Your instructions:
Go through the material below and copy each line where the word "text" appears.

[Saved entries]

--------------------------------

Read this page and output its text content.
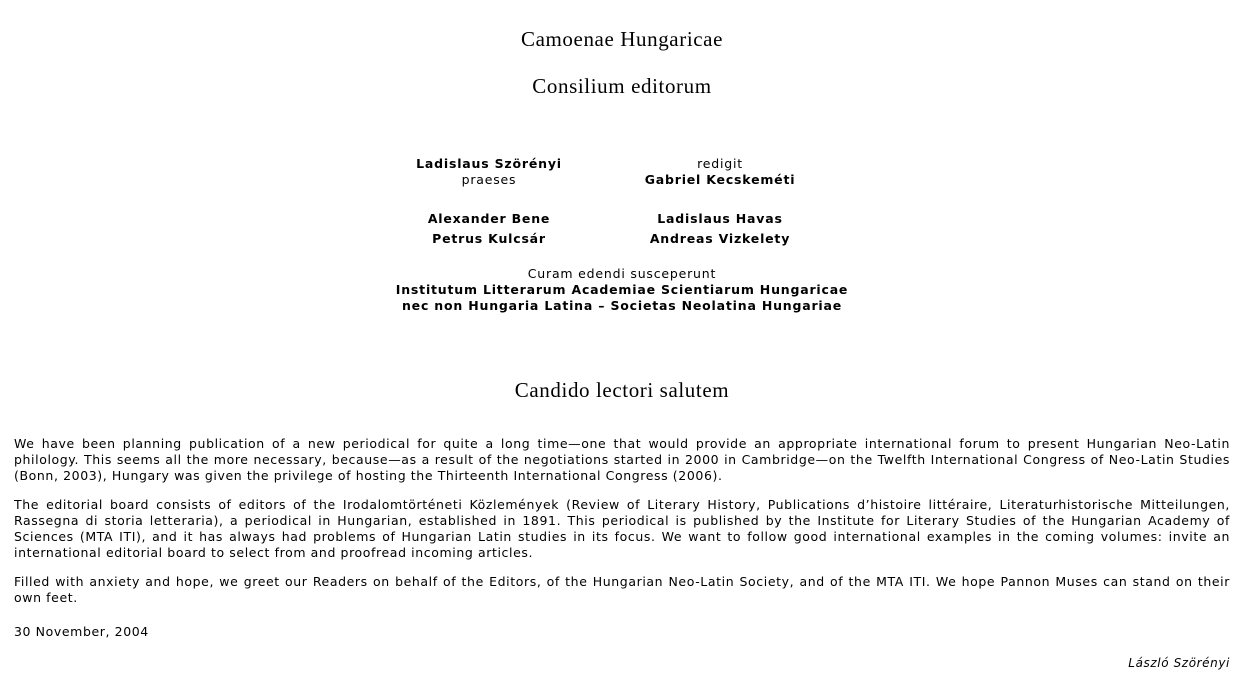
Camoenae Hungaricae
Consilium editorum
Ladislaus Szörényi
praeses
redigit
Gabriel Kecskeméti
Alexander Bene	Ladislaus Havas
Petrus Kulcsár	Andreas Vizkelety
Curam edendi susceperunt
Institutum Litterarum Academiae Scientiarum Hungaricae
nec non Hungaria Latina – Societas Neolatina Hungariae
Candido lectori salutem
We have been planning publication of a new periodical for quite a long time—one that would provide an appropriate international forum to present Hungarian Neo-Latin philology. This seems all the more necessary, because—as a result of the negotiations started in 2000 in Cambridge—on the Twelfth International Congress of Neo-Latin Studies (Bonn, 2003), Hungary was given the privilege of hosting the Thirteenth International Congress (2006).
The editorial board consists of editors of the Irodalomtörténeti Közlemények (Review of Literary History, Publications d’histoire littéraire, Literaturhistorische Mitteilungen, Rassegna di storia letteraria), a periodical in Hungarian, established in 1891. This periodical is published by the Institute for Literary Studies of the Hungarian Academy of Sciences (MTA ITI), and it has always had problems of Hungarian Latin studies in its focus. We want to follow good international examples in the coming volumes: invite an international editorial board to select from and proofread incoming articles.
Filled with anxiety and hope, we greet our Readers on behalf of the Editors, of the Hungarian Neo-Latin Society, and of the MTA ITI. We hope Pannon Muses can stand on their own feet.
30 November, 2004
László Szörényi
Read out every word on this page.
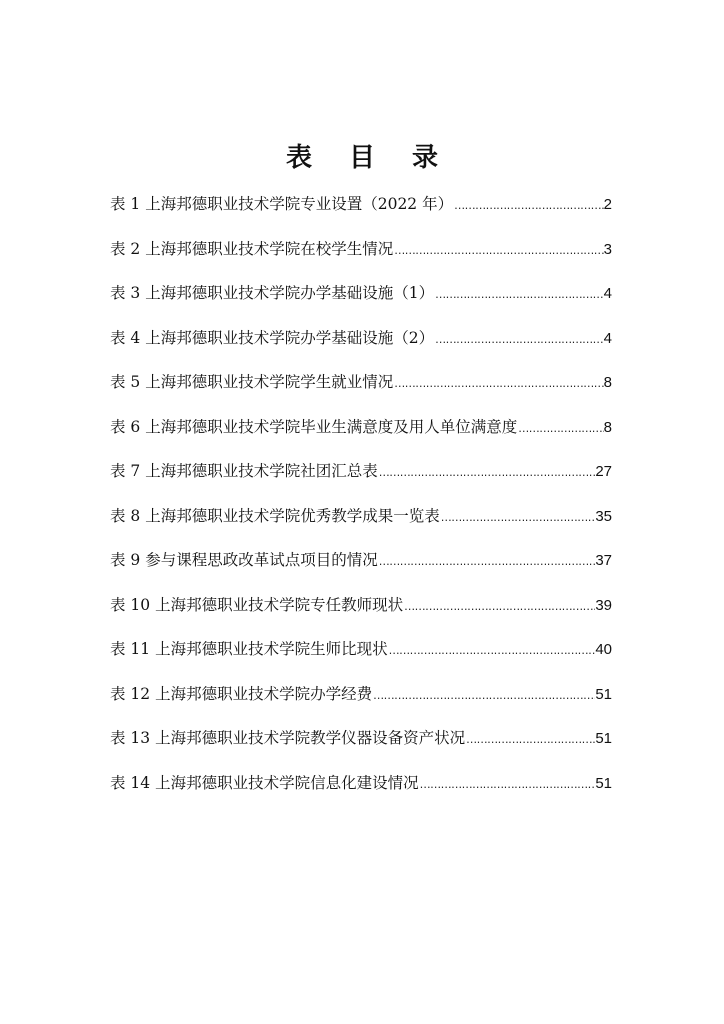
表 目 录
表 1 上海邦德职业技术学院专业设置（2022 年） …………………………………………………………………………………………………………………………………………	2
表 2 上海邦德职业技术学院在校学生情况 …………………………………………………………………………………………………………………………………………	3
表 3 上海邦德职业技术学院办学基础设施（1） …………………………………………………………………………………………………………………………………………	4
表 4 上海邦德职业技术学院办学基础设施（2） …………………………………………………………………………………………………………………………………………	4
表 5 上海邦德职业技术学院学生就业情况 …………………………………………………………………………………………………………………………………………	8
表 6 上海邦德职业技术学院毕业生满意度及用人单位满意度 …………………………………………………………………………………………………………………………………………	8
表 7 上海邦德职业技术学院社团汇总表 …………………………………………………………………………………………………………………………………………	27
表 8 上海邦德职业技术学院优秀教学成果一览表 …………………………………………………………………………………………………………………………………………	35
表 9 参与课程思政改革试点项目的情况 …………………………………………………………………………………………………………………………………………	37
表 10 上海邦德职业技术学院专任教师现状 …………………………………………………………………………………………………………………………………………	39
表 11 上海邦德职业技术学院生师比现状 …………………………………………………………………………………………………………………………………………	40
表 12 上海邦德职业技术学院办学经费 …………………………………………………………………………………………………………………………………………	51
表 13 上海邦德职业技术学院教学仪器设备资产状况 …………………………………………………………………………………………………………………………………………	51
表 14 上海邦德职业技术学院信息化建设情况 …………………………………………………………………………………………………………………………………………	51
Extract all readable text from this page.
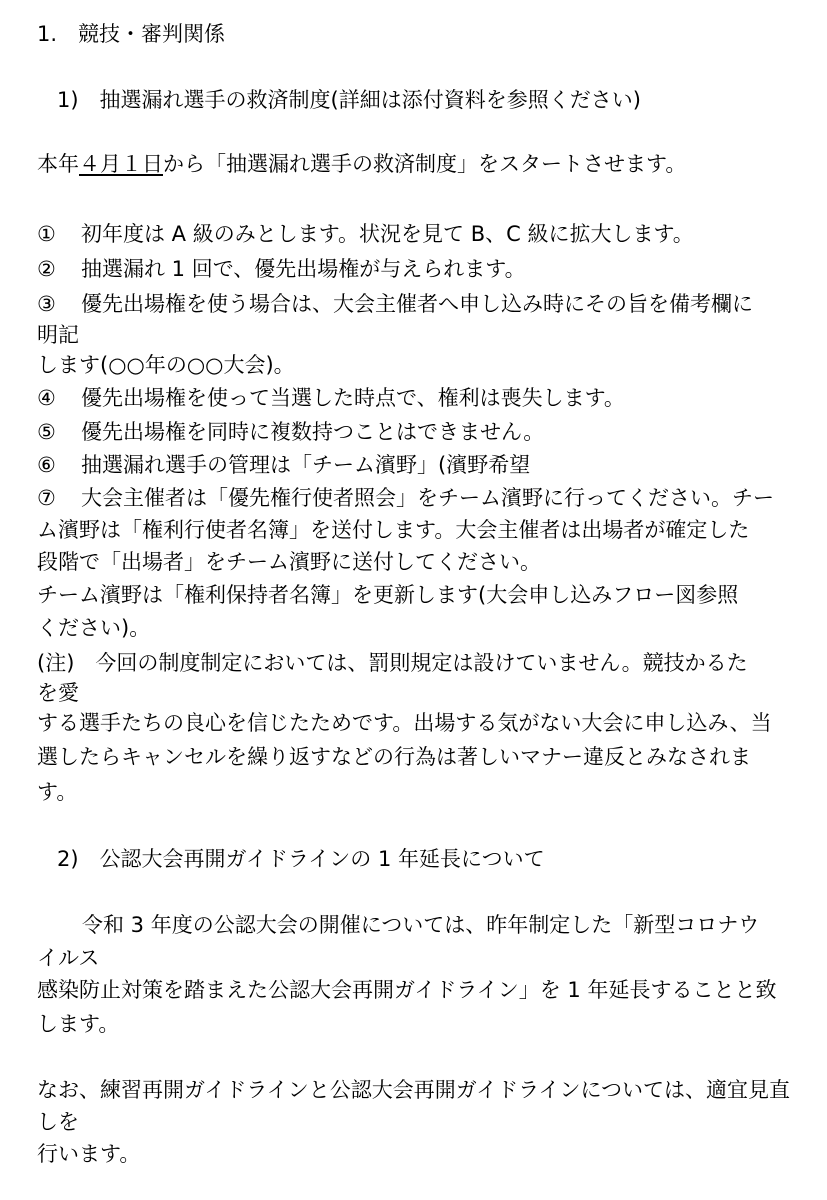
1.　競技・審判関係
1)　抽選漏れ選手の救済制度(詳細は添付資料を参照ください)
本年４月１日から「抽選漏れ選手の救済制度」をスタートさせます。
① 初年度は A 級のみとします。状況を見て B、C 級に拡大します。
② 抽選漏れ 1 回で、優先出場権が与えられます。
③ 優先出場権を使う場合は、大会主催者へ申し込み時にその旨を備考欄に
明記
します(○○年の○○大会)。
④ 優先出場権を使って当選した時点で、権利は喪失します。
⑤ 優先出場権を同時に複数持つことはできません。
⑥ 抽選漏れ選手の管理は「チーム濱野」(濱野希望
⑦ 大会主催者は「優先権行使者照会」をチーム濱野に行ってください。チー
ム濱野は「権利行使者名簿」を送付します。大会主催者は出場者が確定した
段階で「出場者」をチーム濱野に送付してください。
チーム濱野は「権利保持者名簿」を更新します(大会申し込みフロー図参照
ください)。
(注)　今回の制度制定においては、罰則規定は設けていません。競技かるた
を愛
する選手たちの良心を信じたためです。出場する気がない大会に申し込み、当
選したらキャンセルを繰り返すなどの行為は著しいマナー違反とみなされま
す。
2)　公認大会再開ガイドラインの 1 年延長について
令和 3 年度の公認大会の開催については、昨年制定した「新型コロナウ
イルス
感染防止対策を踏まえた公認大会再開ガイドライン」を 1 年延長することと致
します。
なお、練習再開ガイドラインと公認大会再開ガイドラインについては、適宜見直
しを
行います。
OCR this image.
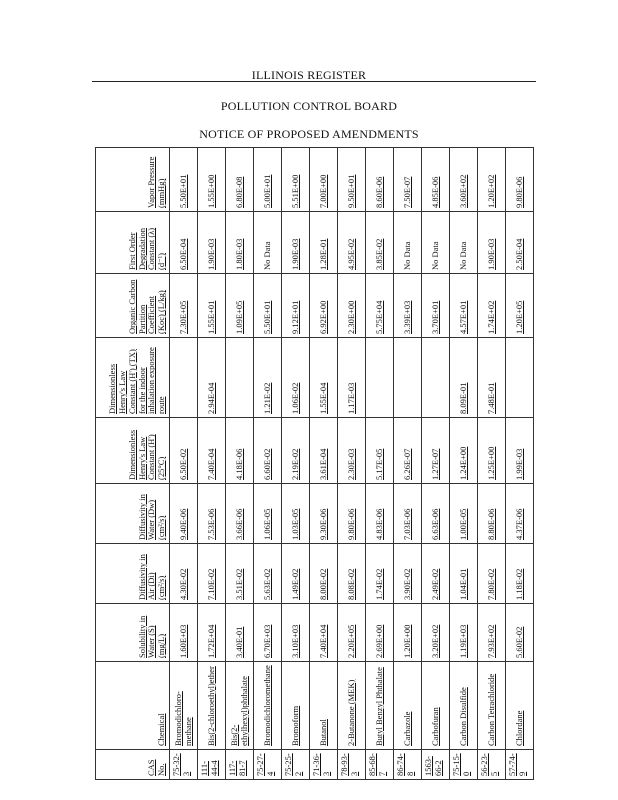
ILLINOIS REGISTER
POLLUTION CONTROL BOARD
NOTICE OF PROPOSED AMENDMENTS
CAS No.	Chemical	Solubility in Water (S) (mg/L)	Diffusivity in Air (Di) (cm²/s)	Diffusivity in Water (Dw) (cm²/s)	Dimensionless Henry's Law Constant (H') (25°C)	Dimensionless Henry's Law Constant (H') (TX) for the indoor inhalation exposure route	Organic Carbon Partition Coefficient (Koc) (L/kg)	First Order Degradation Constant (λ) (d⁻¹)	Vapor Pressure (mmHg)
75-32-3	Bromodichloro-methane	1.60E+03	4.30E-02	9.40E-06	6.50E-02		7.30E+05	6.50E-04	5.50E+01
111-44-4	Bis(2-chloroethyl)ether	1.72E+04	7.10E-02	7.53E-06	7.40E-04	2.94E-04	1.55E+01	1.90E-03	1.55E+00
117-81-7	Bis(2-ethylhexyl)phthalate	3.40E-01	3.51E-02	3.66E-06	4.18E-06		1.09E+05	1.80E-03	6.80E-08
75-27-4	Bromodichloromethane	6.70E+03	5.63E-02	1.06E-05	6.60E-02	1.21E-02	5.50E+01	No Data	5.00E+01
75-25-2	Bromoform	3.10E+03	1.49E-02	1.03E-05	2.19E-02	1.06E-02	9.12E+01	1.90E-03	5.51E+00
71-36-3	Butanol	7.40E+04	8.00E-02	9.30E-06	3.61E-04	1.55E-04	6.92E+00	1.28E-01	7.00E+00
78-93-3	2-Butanone (MEK)	2.20E+05	8.08E-02	9.80E-06	2.30E-03	1.17E-03	2.30E+00	4.95E-02	9.50E+01
85-68-7	Butyl Benzyl Phthalate	2.69E+00	1.74E-02	4.83E-06	5.17E-05		5.75E+04	3.85E-02	8.60E-06
86-74-8	Carbazole	1.20E+00	3.90E-02	7.03E-06	6.26E-07		3.39E+03	No Data	7.50E-07
1563-66-2	Carbofuran	3.20E+02	2.49E-02	6.63E-06	1.27E-07		3.70E+01	No Data	4.85E-06
75-15-0	Carbon Disulfide	1.19E+03	1.04E-01	1.00E-05	1.24E+00	8.09E-01	4.57E+01	No Data	3.60E+02
56-23-5	Carbon Tetrachloride	7.93E+02	7.80E-02	8.80E-06	1.25E+00	7.48E-01	1.74E+02	1.90E-03	1.20E+02
57-74-9	Chlordane	5.60E-02	1.18E-02	4.37E-06	1.99E-03		1.20E+05	2.50E-04	9.80E-06
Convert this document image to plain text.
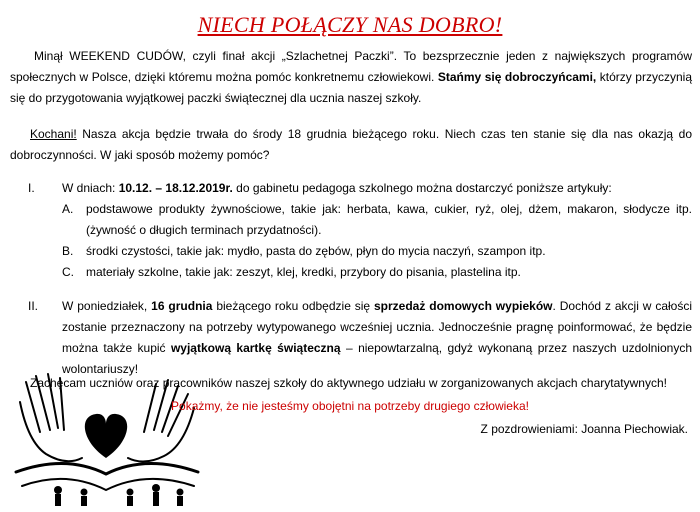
NIECH POŁĄCZY NAS DOBRO!
Minął WEEKEND CUDÓW, czyli finał akcji „Szlachetnej Paczki”. To bezsprzecznie jeden z największych programów społecznych w Polsce, dzięki któremu można pomóc konkretnemu człowiekowi. Stańmy się dobroczyńcami, którzy przyczynią się do przygotowania wyjątkowej paczki świątecznej dla ucznia naszej szkoły.
Kochani! Nasza akcja będzie trwała do środy 18 grudnia bieżącego roku. Niech czas ten stanie się dla nas okazją do dobroczynności. W jaki sposób możemy pomóc?
I.	W dniach: 10.12. – 18.12.2019r. do gabinetu pedagoga szkolnego można dostarczyć poniższe artykuły:
A.	podstawowe produkty żywnościowe, takie jak: herbata, kawa, cukier, ryż, olej, dżem, makaron, słodycze itp. (żywność o długich terminach przydatności).
B.	środki czystości, takie jak: mydło, pasta do zębów, płyn do mycia naczyń, szampon itp.
C.	materiały szkolne, takie jak: zeszyt, klej, kredki, przybory do pisania, plastelina itp.
II.	W poniedziałek, 16 grudnia bieżącego roku odbędzie się sprzedaż domowych wypieków. Dochód z akcji w całości zostanie przeznaczony na potrzeby wytypowanego wcześniej ucznia. Jednocześnie pragnę poinformować, że będzie można także kupić wyjątkową kartkę świąteczną – niepowtarzalną, gdyż wykonaną przez naszych uzdolnionych wolontariuszy!
Zachęcam uczniów oraz pracowników naszej szkoły do aktywnego udziału w zorganizowanych akcjach charytatywnych!
Pokażmy, że nie jesteśmy obojętni na potrzeby drugiego człowieka!
Z pozdrowieniami: Joanna Piechowiak.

--------------------------------

Complete answer:
Read this page and output its text content.
Extract all readable text from this page.
Convert this document image to plain text.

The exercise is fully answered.